# Исходные записи
================

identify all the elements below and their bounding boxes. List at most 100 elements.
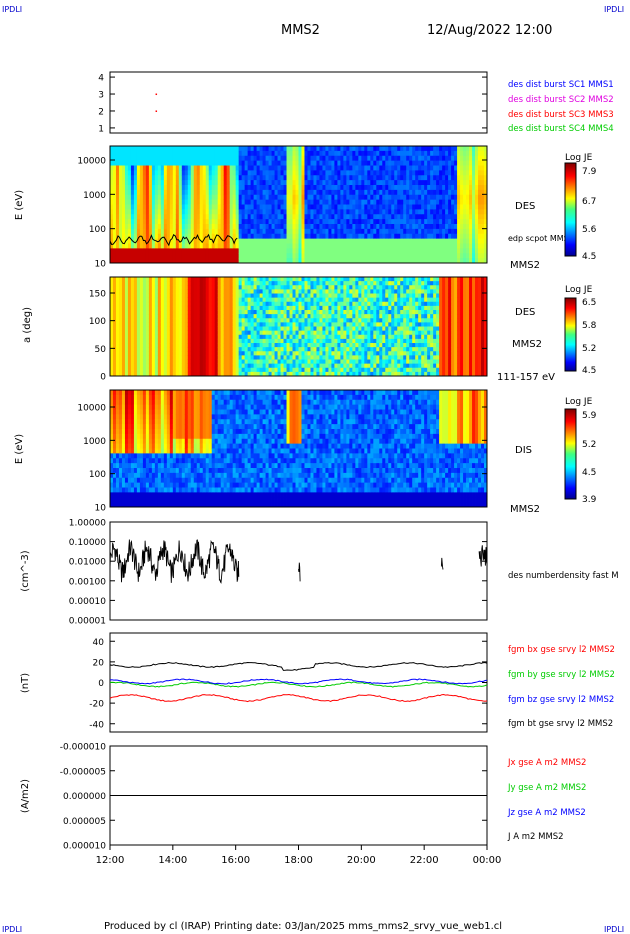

================

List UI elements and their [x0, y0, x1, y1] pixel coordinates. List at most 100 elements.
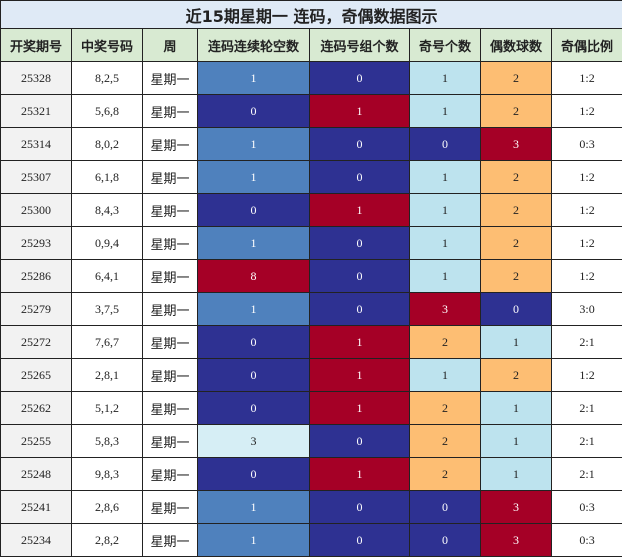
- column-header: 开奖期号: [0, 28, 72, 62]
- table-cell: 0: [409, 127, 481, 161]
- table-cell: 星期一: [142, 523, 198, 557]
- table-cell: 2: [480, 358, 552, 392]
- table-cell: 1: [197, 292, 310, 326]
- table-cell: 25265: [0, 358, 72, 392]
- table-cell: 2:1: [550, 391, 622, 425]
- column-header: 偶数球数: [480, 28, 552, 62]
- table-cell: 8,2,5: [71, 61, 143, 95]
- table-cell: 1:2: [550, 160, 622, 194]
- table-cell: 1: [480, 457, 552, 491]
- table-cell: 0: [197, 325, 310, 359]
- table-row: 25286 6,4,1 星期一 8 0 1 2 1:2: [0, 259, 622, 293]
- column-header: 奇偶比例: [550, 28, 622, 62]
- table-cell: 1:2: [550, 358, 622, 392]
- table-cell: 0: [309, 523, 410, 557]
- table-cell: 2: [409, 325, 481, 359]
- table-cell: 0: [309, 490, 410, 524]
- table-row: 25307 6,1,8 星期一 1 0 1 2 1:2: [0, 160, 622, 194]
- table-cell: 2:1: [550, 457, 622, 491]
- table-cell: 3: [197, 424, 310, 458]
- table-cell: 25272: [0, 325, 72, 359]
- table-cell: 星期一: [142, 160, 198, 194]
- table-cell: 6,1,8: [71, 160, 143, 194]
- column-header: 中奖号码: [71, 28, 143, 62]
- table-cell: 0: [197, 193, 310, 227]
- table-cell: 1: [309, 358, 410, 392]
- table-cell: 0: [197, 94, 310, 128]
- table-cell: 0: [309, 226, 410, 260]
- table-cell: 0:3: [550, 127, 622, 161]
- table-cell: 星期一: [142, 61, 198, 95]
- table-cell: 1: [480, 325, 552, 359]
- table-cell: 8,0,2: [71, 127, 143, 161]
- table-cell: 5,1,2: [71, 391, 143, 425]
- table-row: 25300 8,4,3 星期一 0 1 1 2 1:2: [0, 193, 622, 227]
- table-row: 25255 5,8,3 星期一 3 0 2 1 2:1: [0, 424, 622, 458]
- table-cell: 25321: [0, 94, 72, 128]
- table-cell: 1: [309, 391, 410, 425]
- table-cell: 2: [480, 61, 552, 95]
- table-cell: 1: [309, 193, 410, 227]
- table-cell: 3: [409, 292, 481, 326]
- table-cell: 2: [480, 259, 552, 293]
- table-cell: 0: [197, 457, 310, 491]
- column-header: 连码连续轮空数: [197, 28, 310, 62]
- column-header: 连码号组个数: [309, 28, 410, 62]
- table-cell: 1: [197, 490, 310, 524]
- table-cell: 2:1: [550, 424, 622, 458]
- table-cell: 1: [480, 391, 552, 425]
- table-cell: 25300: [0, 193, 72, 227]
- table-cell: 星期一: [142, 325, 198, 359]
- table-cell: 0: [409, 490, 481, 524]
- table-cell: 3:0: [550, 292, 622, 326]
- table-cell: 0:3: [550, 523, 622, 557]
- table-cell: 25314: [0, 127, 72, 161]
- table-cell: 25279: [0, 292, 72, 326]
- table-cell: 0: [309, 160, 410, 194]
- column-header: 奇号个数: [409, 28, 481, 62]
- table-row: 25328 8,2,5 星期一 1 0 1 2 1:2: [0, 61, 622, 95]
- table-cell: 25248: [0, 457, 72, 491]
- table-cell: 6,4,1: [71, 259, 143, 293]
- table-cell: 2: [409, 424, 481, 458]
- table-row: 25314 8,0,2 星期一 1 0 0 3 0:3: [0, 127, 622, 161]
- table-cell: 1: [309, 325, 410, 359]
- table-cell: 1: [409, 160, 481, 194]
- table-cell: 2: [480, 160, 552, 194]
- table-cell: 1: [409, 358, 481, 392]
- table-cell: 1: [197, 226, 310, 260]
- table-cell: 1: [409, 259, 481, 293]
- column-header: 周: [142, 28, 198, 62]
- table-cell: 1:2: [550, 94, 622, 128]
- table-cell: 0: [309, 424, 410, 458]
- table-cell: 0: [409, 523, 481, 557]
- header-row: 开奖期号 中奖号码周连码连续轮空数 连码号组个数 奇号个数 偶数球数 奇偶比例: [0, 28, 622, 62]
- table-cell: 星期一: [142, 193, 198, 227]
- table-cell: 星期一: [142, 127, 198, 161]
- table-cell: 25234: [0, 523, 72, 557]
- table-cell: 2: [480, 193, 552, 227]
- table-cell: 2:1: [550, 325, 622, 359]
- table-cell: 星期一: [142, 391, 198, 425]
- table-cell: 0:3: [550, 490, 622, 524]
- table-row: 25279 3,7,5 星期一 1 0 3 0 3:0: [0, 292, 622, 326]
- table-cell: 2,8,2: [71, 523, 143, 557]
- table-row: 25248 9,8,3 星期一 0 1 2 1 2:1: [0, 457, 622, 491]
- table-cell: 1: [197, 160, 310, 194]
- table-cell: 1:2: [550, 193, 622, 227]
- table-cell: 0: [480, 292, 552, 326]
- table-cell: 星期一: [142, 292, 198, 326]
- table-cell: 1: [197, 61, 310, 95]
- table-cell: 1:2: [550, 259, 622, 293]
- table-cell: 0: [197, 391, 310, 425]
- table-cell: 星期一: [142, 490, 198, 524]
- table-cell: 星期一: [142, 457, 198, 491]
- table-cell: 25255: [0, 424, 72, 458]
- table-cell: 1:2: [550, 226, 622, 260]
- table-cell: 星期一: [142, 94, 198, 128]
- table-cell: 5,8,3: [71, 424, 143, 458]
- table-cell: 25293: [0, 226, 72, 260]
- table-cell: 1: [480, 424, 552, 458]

================

# Задание
Перепечатайте без изменений строки, начиная со строки, содержащей «List UI elements», и заканчивая строкой, содержащей «- table-cell: 1: [480, 325, 552, 359]», включительно. Изображения в ответ не включайте.

# Ответ
List UI elements and their [x0, y0, x1, y1] pixel coordinates. List at most 100 elements.
- column-header: 开奖期号: [0, 28, 72, 62]
- table-cell: 0: [409, 127, 481, 161]
- table-cell: 星期一: [142, 523, 198, 557]
- table-cell: 2: [480, 358, 552, 392]
- table-cell: 1: [197, 292, 310, 326]
- table-cell: 25265: [0, 358, 72, 392]
- table-cell: 2:1: [550, 391, 622, 425]
- column-header: 偶数球数: [480, 28, 552, 62]
- table-cell: 8,2,5: [71, 61, 143, 95]
- table-cell: 1:2: [550, 160, 622, 194]
- table-cell: 1: [480, 457, 552, 491]
- table-cell: 0: [197, 325, 310, 359]
- table-row: 25286 6,4,1 星期一 8 0 1 2 1:2: [0, 259, 622, 293]
- column-header: 奇偶比例: [550, 28, 622, 62]
- table-cell: 1:2: [550, 358, 622, 392]
- table-cell: 0: [309, 523, 410, 557]
- table-cell: 2: [409, 325, 481, 359]
- table-cell: 0: [309, 490, 410, 524]
- table-row: 25307 6,1,8 星期一 1 0 1 2 1:2: [0, 160, 622, 194]
- table-cell: 2:1: [550, 457, 622, 491]
- table-cell: 3: [197, 424, 310, 458]
- table-cell: 25272: [0, 325, 72, 359]
- table-cell: 星期一: [142, 160, 198, 194]
- table-cell: 6,1,8: [71, 160, 143, 194]
- column-header: 中奖号码: [71, 28, 143, 62]
- table-cell: 0: [197, 193, 310, 227]
- table-cell: 1: [309, 358, 410, 392]
- table-cell: 0: [197, 94, 310, 128]
- table-cell: 0: [309, 226, 410, 260]
- table-cell: 0:3: [550, 127, 622, 161]
- table-cell: 星期一: [142, 61, 198, 95]
- table-cell: 1: [480, 325, 552, 359]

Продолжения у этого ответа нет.